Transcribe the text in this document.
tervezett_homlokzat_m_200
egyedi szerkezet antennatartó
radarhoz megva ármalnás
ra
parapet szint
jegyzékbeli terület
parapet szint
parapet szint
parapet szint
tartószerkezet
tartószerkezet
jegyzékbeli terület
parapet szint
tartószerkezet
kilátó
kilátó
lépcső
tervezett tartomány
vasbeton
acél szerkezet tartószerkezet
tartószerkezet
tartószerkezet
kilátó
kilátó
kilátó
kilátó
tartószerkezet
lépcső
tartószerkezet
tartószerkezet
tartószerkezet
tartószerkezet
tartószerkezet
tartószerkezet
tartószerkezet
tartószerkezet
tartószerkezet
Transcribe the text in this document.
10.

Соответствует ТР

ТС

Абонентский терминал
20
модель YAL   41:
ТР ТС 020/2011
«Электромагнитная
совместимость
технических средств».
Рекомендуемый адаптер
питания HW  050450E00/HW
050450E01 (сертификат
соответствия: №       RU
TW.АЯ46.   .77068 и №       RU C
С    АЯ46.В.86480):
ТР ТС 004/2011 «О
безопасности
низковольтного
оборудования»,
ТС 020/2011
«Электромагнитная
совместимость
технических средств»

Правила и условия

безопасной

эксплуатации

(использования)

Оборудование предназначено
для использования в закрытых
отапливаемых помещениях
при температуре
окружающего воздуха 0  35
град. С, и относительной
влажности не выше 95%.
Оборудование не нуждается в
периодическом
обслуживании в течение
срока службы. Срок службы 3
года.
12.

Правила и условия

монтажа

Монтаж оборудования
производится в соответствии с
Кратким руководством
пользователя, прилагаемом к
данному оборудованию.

#####

#### [Request]
Say, as a number only, how many lines of the data contain "оборудования".

#### [Written reply]
2